Among the entries, which lines carry the string "name"? Copy each of them.

**INFORMATION PROVIDED:**
------------------------

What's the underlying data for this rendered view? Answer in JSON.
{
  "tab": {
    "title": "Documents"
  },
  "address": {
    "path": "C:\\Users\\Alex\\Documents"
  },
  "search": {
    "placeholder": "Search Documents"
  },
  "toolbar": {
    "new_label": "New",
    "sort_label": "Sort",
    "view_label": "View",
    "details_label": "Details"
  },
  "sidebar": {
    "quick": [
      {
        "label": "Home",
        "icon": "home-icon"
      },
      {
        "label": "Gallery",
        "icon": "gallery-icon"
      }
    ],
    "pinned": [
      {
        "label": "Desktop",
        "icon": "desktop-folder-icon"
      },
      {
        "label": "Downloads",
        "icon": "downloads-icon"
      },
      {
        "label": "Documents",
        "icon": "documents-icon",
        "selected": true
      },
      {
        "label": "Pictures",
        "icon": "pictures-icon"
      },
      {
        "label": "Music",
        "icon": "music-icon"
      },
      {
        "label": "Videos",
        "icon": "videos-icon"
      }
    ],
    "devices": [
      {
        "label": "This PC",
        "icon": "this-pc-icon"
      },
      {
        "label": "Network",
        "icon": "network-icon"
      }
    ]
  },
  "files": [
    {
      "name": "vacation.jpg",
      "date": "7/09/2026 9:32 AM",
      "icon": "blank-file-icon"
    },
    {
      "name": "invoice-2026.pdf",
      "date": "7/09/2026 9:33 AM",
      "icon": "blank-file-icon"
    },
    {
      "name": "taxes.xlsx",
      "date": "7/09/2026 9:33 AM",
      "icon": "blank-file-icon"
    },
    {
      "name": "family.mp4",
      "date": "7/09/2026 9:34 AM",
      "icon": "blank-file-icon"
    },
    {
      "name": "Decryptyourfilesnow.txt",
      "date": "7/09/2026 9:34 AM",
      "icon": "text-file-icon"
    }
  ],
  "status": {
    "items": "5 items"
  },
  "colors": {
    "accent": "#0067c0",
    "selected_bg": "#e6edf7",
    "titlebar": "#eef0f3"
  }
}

------------------------

**REPLY:**
      "name": "vacation.jpg",
      "name": "invoice-2026.pdf",
      "name": "taxes.xlsx",
      "name": "family.mp4",
      "name": "Decryptyourfilesnow.txt",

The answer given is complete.